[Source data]
[BEGIN]
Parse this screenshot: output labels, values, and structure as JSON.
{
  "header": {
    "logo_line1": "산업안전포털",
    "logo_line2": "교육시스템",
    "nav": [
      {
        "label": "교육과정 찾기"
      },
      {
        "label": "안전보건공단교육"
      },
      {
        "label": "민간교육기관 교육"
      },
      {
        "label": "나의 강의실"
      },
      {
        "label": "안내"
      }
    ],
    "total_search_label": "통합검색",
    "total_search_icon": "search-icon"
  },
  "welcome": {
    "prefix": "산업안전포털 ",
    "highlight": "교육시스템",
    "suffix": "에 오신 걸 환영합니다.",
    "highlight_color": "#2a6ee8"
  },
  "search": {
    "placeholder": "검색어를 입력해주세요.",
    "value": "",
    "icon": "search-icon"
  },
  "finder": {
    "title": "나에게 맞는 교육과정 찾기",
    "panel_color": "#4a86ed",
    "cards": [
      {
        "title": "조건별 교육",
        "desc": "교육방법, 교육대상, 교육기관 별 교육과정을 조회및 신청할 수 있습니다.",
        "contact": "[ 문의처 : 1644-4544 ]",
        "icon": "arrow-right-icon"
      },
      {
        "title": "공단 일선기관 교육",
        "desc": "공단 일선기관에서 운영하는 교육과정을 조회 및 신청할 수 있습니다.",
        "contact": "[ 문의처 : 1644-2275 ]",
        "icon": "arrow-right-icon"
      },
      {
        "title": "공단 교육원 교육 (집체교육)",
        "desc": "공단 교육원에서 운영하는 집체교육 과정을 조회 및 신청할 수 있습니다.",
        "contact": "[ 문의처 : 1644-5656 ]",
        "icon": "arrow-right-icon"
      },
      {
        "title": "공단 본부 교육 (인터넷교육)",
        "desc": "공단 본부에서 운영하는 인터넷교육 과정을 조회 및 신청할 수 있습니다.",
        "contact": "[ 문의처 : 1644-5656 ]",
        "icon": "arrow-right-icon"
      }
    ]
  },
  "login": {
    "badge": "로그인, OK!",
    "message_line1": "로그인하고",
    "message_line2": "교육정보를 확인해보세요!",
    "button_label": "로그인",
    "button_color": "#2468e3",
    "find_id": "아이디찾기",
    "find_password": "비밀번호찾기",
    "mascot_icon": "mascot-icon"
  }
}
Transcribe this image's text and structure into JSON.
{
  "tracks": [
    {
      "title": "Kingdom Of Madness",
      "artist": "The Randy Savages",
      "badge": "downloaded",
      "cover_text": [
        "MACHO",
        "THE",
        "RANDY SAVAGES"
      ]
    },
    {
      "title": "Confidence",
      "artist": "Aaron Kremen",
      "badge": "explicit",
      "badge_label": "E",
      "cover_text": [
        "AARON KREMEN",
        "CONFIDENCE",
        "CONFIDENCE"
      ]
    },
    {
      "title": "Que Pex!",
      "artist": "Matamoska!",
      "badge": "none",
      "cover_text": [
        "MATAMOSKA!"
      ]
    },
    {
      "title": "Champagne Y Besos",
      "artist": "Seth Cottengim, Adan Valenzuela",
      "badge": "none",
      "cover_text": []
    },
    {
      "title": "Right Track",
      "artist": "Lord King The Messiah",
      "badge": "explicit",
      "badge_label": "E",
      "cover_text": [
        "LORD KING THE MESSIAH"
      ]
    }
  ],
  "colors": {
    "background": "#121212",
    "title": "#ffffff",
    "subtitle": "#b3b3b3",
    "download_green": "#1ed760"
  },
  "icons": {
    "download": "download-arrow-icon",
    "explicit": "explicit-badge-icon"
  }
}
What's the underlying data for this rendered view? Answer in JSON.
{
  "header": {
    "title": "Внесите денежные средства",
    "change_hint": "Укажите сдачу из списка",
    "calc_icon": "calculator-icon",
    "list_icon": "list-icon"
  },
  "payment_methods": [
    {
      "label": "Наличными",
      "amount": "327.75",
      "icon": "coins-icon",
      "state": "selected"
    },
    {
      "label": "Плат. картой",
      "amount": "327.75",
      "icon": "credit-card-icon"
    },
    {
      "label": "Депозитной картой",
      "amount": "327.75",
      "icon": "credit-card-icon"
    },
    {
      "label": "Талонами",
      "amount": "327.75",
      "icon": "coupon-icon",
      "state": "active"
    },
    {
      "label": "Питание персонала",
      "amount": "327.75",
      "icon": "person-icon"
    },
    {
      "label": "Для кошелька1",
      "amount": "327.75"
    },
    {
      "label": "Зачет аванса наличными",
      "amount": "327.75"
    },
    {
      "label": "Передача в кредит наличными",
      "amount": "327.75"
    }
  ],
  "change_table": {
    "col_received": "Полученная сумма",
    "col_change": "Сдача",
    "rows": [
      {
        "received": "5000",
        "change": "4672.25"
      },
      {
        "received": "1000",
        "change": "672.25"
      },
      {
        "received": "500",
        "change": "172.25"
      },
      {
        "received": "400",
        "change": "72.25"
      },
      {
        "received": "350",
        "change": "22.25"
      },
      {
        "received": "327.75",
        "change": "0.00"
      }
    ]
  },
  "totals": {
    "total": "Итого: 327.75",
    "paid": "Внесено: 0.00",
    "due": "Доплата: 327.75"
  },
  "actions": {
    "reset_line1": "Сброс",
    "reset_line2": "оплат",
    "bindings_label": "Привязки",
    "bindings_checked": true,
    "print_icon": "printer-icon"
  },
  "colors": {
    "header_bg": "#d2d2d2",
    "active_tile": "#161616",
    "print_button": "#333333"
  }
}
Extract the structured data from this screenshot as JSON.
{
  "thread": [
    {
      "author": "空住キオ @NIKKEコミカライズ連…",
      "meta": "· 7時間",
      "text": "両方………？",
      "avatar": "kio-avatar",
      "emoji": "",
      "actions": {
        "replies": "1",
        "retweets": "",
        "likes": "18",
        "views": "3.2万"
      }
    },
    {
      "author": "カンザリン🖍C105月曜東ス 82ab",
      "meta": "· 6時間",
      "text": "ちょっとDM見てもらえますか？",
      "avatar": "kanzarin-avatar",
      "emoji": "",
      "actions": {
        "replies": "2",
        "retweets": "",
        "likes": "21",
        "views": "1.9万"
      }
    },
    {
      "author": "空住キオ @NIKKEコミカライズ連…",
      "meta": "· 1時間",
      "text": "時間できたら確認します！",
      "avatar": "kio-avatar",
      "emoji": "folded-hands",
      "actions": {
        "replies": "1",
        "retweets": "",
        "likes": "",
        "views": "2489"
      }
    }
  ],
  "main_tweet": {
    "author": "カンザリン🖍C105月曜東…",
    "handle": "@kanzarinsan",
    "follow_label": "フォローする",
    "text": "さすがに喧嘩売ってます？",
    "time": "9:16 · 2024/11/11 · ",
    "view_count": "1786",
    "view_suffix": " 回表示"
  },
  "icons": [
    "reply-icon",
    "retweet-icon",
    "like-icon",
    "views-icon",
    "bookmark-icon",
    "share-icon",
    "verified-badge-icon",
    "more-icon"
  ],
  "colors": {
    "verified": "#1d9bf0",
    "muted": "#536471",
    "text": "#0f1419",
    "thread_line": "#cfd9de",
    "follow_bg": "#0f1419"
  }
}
[END]
### Task goal:
Extract each entry in full, exactly as given.

### Solution to this exercise:
Parse this screenshot: output labels, values, and structure as JSON.
{
  "header": {
    "logo_line1": "산업안전포털",
    "logo_line2": "교육시스템",
    "nav": [
      {
        "label": "교육과정 찾기"
      },
      {
        "label": "안전보건공단교육"
      },
      {
        "label": "민간교육기관 교육"
      },
      {
        "label": "나의 강의실"
      },
      {
        "label": "안내"
      }
    ],
    "total_search_label": "통합검색",
    "total_search_icon": "search-icon"
  },
  "welcome": {
    "prefix": "산업안전포털 ",
    "highlight": "교육시스템",
    "suffix": "에 오신 걸 환영합니다.",
    "highlight_color": "#2a6ee8"
  },
  "search": {
    "placeholder": "검색어를 입력해주세요.",
    "value": "",
    "icon": "search-icon"
  },
  "finder": {
    "title": "나에게 맞는 교육과정 찾기",
    "panel_color": "#4a86ed",
    "cards": [
      {
        "title": "조건별 교육",
        "desc": "교육방법, 교육대상, 교육기관 별 교육과정을 조회및 신청할 수 있습니다.",
        "contact": "[ 문의처 : 1644-4544 ]",
        "icon": "arrow-right-icon"
      },
      {
        "title": "공단 일선기관 교육",
        "desc": "공단 일선기관에서 운영하는 교육과정을 조회 및 신청할 수 있습니다.",
        "contact": "[ 문의처 : 1644-2275 ]",
        "icon": "arrow-right-icon"
      },
      {
        "title": "공단 교육원 교육 (집체교육)",
        "desc": "공단 교육원에서 운영하는 집체교육 과정을 조회 및 신청할 수 있습니다.",
        "contact": "[ 문의처 : 1644-5656 ]",
        "icon": "arrow-right-icon"
      },
      {
        "title": "공단 본부 교육 (인터넷교육)",
        "desc": "공단 본부에서 운영하는 인터넷교육 과정을 조회 및 신청할 수 있습니다.",
        "contact": "[ 문의처 : 1644-5656 ]",
        "icon": "arrow-right-icon"
      }
    ]
  },
  "login": {
    "badge": "로그인, OK!",
    "message_line1": "로그인하고",
    "message_line2": "교육정보를 확인해보세요!",
    "button_label": "로그인",
    "button_color": "#2468e3",
    "find_id": "아이디찾기",
    "find_password": "비밀번호찾기",
    "mascot_icon": "mascot-icon"
  }
}
Transcribe this image's text and structure into JSON.
{
  "tracks": [
    {
      "title": "Kingdom Of Madness",
      "artist": "The Randy Savages",
      "badge": "downloaded",
      "cover_text": [
        "MACHO",
        "THE",
        "RANDY SAVAGES"
      ]
    },
    {
      "title": "Confidence",
      "artist": "Aaron Kremen",
      "badge": "explicit",
      "badge_label": "E",
      "cover_text": [
        "AARON KREMEN",
        "CONFIDENCE",
        "CONFIDENCE"
      ]
    },
    {
      "title": "Que Pex!",
      "artist": "Matamoska!",
      "badge": "none",
      "cover_text": [
        "MATAMOSKA!"
      ]
    },
    {
      "title": "Champagne Y Besos",
      "artist": "Seth Cottengim, Adan Valenzuela",
      "badge": "none",
      "cover_text": []
    },
    {
      "title": "Right Track",
      "artist": "Lord King The Messiah",
      "badge": "explicit",
      "badge_label": "E",
      "cover_text": [
        "LORD KING THE MESSIAH"
      ]
    }
  ],
  "colors": {
    "background": "#121212",
    "title": "#ffffff",
    "subtitle": "#b3b3b3",
    "download_green": "#1ed760"
  },
  "icons": {
    "download": "download-arrow-icon",
    "explicit": "explicit-badge-icon"
  }
}
What's the underlying data for this rendered view? Answer in JSON.
{
  "header": {
    "title": "Внесите денежные средства",
    "change_hint": "Укажите сдачу из списка",
    "calc_icon": "calculator-icon",
    "list_icon": "list-icon"
  },
  "payment_methods": [
    {
      "label": "Наличными",
      "amount": "327.75",
      "icon": "coins-icon",
      "state": "selected"
    },
    {
      "label": "Плат. картой",
      "amount": "327.75",
      "icon": "credit-card-icon"
    },
    {
      "label": "Депозитной картой",
      "amount": "327.75",
      "icon": "credit-card-icon"
    },
    {
      "label": "Талонами",
      "amount": "327.75",
      "icon": "coupon-icon",
      "state": "active"
    },
    {
      "label": "Питание персонала",
      "amount": "327.75",
      "icon": "person-icon"
    },
    {
      "label": "Для кошелька1",
      "amount": "327.75"
    },
    {
      "label": "Зачет аванса наличными",
      "amount": "327.75"
    },
    {
      "label": "Передача в кредит наличными",
      "amount": "327.75"
    }
  ],
  "change_table": {
    "col_received": "Полученная сумма",
    "col_change": "Сдача",
    "rows": [
      {
        "received": "5000",
        "change": "4672.25"
      },
      {
        "received": "1000",
        "change": "672.25"
      },
      {
        "received": "500",
        "change": "172.25"
      },
      {
        "received": "400",
        "change": "72.25"
      },
      {
        "received": "350",
        "change": "22.25"
      },
      {
        "received": "327.75",
        "change": "0.00"
      }
    ]
  },
  "totals": {
    "total": "Итого: 327.75",
    "paid": "Внесено: 0.00",
    "due": "Доплата: 327.75"
  },
  "actions": {
    "reset_line1": "Сброс",
    "reset_line2": "оплат",
    "bindings_label": "Привязки",
    "bindings_checked": true,
    "print_icon": "printer-icon"
  },
  "colors": {
    "header_bg": "#d2d2d2",
    "active_tile": "#161616",
    "print_button": "#333333"
  }
}
Extract the structured data from this screenshot as JSON.
{
  "thread": [
    {
      "author": "空住キオ @NIKKEコミカライズ連…",
      "meta": "· 7時間",
      "text": "両方………？",
      "avatar": "kio-avatar",
      "emoji": "",
      "actions": {
        "replies": "1",
        "retweets": "",
        "likes": "18",
        "views": "3.2万"
      }
    },
    {
      "author": "カンザリン🖍C105月曜東ス 82ab",
      "meta": "· 6時間",
      "text": "ちょっとDM見てもらえますか？",
      "avatar": "kanzarin-avatar",
      "emoji": "",
      "actions": {
        "replies": "2",
        "retweets": "",
        "likes": "21",
        "views": "1.9万"
      }
    },
    {
      "author": "空住キオ @NIKKEコミカライズ連…",
      "meta": "· 1時間",
      "text": "時間できたら確認します！",
      "avatar": "kio-avatar",
      "emoji": "folded-hands",
      "actions": {
        "replies": "1",
        "retweets": "",
        "likes": "",
        "views": "2489"
      }
    }
  ],
  "main_tweet": {
    "author": "カンザリン🖍C105月曜東…",
    "handle": "@kanzarinsan",
    "follow_label": "フォローする",
    "text": "さすがに喧嘩売ってます？",
    "time": "9:16 · 2024/11/11 · ",
    "view_count": "1786",
    "view_suffix": " 回表示"
  },
  "icons": [
    "reply-icon",
    "retweet-icon",
    "like-icon",
    "views-icon",
    "bookmark-icon",
    "share-icon",
    "verified-badge-icon",
    "more-icon"
  ],
  "colors": {
    "verified": "#1d9bf0",
    "muted": "#536471",
    "text": "#0f1419",
    "thread_line": "#cfd9de",
    "follow_bg": "#0f1419"
  }
}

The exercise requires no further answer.